┏━━

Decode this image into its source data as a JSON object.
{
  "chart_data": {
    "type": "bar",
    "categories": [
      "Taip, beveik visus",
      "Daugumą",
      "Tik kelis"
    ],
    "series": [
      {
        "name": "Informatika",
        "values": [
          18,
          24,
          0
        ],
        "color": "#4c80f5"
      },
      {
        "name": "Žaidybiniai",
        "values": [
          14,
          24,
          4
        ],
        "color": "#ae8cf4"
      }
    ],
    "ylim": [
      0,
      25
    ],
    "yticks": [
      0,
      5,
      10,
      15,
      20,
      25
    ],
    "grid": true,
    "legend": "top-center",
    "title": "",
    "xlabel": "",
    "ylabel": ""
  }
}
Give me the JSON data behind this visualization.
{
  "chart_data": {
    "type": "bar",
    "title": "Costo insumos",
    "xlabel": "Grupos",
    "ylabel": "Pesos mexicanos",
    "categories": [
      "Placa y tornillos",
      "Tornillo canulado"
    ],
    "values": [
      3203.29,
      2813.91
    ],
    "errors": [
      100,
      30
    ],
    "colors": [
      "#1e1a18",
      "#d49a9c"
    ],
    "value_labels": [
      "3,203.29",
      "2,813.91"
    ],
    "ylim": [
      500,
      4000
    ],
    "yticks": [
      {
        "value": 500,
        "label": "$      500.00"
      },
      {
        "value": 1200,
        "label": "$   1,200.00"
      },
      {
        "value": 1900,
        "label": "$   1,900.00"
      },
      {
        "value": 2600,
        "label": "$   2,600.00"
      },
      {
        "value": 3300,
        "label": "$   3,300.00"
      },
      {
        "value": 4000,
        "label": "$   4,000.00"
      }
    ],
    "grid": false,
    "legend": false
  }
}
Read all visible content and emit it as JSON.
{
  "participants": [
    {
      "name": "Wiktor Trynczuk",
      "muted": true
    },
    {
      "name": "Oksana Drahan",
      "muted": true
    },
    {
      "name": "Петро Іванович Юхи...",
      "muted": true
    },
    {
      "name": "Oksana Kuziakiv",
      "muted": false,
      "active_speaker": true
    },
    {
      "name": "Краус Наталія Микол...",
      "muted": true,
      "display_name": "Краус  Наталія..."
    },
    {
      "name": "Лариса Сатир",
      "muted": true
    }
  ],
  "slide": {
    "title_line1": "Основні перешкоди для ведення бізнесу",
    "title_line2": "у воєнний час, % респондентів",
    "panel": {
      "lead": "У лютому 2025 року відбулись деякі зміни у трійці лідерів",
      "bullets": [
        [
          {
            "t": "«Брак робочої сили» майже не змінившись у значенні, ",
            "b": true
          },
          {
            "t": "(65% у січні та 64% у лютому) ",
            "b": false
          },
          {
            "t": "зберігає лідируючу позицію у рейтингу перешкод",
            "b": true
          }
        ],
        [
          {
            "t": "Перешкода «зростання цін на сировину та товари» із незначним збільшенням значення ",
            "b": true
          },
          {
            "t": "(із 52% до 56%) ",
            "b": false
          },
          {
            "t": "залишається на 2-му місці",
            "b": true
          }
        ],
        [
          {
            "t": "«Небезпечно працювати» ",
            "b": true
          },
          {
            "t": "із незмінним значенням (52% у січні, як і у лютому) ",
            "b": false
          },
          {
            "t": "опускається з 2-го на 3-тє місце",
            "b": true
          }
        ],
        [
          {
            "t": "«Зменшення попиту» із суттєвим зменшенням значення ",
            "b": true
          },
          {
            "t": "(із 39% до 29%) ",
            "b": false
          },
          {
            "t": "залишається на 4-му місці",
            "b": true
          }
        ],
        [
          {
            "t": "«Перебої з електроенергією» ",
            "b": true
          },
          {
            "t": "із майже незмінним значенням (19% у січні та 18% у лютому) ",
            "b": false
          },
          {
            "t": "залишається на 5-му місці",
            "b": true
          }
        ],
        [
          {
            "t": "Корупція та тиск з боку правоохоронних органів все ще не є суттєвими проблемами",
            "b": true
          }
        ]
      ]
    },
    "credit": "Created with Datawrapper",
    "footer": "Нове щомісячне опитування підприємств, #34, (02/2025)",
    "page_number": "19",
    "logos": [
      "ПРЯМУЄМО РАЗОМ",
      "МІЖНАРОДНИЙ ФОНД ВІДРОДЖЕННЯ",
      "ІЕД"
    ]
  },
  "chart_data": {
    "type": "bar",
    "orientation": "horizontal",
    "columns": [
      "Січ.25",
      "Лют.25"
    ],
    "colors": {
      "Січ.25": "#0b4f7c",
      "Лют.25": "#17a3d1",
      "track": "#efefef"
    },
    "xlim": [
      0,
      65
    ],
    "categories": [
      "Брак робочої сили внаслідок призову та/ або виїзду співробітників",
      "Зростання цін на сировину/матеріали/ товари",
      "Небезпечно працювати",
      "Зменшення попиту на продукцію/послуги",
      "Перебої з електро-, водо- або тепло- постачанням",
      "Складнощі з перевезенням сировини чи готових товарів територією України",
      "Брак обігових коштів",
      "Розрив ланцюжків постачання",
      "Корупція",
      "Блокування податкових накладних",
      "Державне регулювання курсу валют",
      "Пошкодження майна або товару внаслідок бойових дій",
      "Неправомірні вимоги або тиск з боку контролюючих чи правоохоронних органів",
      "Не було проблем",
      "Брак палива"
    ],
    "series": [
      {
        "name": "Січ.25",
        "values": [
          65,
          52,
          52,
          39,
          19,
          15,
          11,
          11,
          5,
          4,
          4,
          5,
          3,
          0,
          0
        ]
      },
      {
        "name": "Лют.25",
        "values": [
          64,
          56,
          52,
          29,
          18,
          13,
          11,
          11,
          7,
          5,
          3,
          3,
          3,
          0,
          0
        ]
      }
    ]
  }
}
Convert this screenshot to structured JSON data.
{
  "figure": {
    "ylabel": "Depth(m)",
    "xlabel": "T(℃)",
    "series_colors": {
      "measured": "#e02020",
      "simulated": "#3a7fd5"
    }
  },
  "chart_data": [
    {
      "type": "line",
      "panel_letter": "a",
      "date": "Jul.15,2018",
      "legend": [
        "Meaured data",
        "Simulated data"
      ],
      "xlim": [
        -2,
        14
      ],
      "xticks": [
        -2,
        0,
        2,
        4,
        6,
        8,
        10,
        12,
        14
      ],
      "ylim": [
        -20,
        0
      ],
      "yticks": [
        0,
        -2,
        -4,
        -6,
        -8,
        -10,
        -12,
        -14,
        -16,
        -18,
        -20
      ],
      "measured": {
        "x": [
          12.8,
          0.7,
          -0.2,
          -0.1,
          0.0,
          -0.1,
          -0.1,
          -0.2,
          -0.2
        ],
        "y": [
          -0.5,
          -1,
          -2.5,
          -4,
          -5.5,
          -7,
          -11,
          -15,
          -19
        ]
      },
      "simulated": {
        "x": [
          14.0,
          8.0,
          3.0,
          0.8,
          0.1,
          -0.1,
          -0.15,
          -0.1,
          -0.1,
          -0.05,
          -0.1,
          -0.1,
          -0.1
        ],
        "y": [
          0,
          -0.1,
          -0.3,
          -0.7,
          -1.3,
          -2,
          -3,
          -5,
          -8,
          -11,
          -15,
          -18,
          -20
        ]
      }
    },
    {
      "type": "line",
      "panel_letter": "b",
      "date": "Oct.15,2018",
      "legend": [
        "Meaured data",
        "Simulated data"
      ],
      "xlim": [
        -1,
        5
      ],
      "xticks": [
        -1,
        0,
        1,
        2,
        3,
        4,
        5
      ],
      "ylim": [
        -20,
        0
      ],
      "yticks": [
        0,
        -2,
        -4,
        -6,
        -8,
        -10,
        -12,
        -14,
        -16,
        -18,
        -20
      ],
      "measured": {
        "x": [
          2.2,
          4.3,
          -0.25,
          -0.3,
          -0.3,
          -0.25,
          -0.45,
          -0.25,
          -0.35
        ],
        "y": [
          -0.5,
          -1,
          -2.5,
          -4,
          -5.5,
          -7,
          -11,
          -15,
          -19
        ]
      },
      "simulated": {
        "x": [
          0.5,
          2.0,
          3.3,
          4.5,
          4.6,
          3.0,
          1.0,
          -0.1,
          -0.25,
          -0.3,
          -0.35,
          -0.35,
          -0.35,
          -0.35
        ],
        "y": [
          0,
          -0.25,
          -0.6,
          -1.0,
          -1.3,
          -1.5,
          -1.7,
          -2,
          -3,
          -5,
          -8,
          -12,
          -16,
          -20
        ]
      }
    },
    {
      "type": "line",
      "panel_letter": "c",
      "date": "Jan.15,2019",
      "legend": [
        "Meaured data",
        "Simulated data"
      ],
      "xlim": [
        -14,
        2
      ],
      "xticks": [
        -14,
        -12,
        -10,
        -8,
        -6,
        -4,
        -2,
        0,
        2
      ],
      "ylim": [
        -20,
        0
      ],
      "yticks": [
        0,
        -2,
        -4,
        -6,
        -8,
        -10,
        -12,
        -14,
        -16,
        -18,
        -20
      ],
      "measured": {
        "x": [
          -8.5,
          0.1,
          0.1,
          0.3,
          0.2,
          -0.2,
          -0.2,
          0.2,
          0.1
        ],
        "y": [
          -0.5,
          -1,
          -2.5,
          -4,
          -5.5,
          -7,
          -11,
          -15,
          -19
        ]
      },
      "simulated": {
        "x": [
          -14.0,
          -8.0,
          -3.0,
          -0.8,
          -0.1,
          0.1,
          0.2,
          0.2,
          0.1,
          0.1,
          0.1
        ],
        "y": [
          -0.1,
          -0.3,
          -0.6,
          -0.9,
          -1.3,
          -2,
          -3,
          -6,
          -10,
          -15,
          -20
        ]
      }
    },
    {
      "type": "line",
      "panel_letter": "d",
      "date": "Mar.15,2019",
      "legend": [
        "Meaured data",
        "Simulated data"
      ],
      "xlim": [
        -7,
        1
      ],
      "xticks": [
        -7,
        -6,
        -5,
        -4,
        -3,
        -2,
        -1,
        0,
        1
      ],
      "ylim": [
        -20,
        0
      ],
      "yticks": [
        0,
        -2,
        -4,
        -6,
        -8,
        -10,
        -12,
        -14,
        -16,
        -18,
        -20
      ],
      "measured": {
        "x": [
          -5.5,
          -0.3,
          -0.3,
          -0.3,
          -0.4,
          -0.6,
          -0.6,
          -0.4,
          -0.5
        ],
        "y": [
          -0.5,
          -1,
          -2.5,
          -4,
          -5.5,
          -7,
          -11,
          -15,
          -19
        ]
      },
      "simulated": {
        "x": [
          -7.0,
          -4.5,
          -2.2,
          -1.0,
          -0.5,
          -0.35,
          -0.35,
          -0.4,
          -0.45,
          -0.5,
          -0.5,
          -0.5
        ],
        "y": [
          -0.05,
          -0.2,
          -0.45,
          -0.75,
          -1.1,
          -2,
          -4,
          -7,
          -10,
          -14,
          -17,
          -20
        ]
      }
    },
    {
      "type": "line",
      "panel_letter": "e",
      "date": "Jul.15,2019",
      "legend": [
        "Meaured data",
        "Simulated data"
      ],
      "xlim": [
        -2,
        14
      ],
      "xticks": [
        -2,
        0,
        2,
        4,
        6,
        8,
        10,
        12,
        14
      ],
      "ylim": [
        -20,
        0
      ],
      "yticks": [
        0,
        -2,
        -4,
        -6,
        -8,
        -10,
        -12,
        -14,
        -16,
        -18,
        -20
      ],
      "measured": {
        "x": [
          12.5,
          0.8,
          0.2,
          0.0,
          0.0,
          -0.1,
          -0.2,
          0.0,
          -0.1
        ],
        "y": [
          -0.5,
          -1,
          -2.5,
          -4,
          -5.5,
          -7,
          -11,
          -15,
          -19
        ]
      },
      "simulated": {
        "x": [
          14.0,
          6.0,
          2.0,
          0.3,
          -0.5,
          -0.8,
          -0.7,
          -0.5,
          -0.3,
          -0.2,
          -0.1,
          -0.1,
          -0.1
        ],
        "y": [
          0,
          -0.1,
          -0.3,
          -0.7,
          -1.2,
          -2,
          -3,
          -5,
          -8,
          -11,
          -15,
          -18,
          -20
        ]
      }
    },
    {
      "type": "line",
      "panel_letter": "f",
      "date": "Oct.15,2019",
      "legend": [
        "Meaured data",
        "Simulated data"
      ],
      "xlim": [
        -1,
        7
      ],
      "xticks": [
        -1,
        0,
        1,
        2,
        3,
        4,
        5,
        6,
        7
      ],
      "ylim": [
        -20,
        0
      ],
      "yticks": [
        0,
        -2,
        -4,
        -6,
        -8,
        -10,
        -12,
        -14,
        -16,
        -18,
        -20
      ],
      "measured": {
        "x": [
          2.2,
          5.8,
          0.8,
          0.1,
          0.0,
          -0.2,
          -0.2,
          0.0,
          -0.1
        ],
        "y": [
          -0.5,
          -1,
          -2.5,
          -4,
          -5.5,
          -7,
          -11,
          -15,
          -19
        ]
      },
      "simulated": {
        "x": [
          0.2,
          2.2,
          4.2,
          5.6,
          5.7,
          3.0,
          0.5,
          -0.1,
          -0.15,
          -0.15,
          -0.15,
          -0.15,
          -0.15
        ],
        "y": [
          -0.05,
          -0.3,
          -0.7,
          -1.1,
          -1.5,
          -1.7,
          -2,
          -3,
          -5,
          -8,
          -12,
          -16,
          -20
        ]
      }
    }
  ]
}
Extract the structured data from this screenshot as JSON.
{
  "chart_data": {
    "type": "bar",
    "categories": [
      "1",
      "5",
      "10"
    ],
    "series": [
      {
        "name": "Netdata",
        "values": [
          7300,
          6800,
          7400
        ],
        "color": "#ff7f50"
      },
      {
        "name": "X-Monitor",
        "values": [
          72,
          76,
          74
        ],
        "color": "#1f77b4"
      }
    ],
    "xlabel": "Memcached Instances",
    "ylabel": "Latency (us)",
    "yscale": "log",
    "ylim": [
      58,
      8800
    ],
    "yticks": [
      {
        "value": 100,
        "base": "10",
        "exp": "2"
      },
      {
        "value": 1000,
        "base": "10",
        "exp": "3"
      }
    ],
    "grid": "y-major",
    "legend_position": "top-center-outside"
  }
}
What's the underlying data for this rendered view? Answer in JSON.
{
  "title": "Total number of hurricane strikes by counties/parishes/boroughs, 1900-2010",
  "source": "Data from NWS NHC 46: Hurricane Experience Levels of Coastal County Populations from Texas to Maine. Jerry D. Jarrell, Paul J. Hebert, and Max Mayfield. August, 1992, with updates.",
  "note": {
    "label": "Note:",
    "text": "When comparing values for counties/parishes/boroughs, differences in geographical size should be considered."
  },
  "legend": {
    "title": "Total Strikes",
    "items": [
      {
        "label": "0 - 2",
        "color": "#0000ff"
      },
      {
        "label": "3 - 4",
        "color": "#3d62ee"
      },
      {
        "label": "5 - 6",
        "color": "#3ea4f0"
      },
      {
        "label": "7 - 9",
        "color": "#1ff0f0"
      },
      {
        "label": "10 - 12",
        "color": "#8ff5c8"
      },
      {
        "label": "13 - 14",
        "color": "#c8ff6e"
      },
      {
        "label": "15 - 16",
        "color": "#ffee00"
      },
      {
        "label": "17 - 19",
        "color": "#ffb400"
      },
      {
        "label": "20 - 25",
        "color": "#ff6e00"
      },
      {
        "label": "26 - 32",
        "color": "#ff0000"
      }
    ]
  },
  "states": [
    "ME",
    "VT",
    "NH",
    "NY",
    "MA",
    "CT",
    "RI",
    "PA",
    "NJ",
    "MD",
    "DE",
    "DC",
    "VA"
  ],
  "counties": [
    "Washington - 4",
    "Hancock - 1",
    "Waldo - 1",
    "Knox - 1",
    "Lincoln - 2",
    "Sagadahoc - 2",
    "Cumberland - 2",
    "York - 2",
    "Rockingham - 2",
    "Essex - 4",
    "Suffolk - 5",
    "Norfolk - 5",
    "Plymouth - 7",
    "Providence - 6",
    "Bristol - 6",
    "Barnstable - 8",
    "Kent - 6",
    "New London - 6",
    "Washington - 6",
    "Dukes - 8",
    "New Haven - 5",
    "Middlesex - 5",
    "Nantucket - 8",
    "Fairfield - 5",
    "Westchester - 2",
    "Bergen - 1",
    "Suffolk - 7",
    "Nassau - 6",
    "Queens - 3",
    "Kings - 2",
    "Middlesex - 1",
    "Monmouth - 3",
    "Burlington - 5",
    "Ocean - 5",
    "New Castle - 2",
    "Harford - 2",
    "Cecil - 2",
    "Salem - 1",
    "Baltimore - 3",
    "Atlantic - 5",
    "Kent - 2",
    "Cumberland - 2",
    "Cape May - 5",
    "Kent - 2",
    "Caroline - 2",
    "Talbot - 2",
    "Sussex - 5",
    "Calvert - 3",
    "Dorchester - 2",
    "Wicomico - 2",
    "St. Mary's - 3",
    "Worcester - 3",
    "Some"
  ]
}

┗━━

* EXERCISE BRIEF: Tally the lines in the records above that contain the word "Краус", and give only that number.

* PROBLEM SOLUTION: 2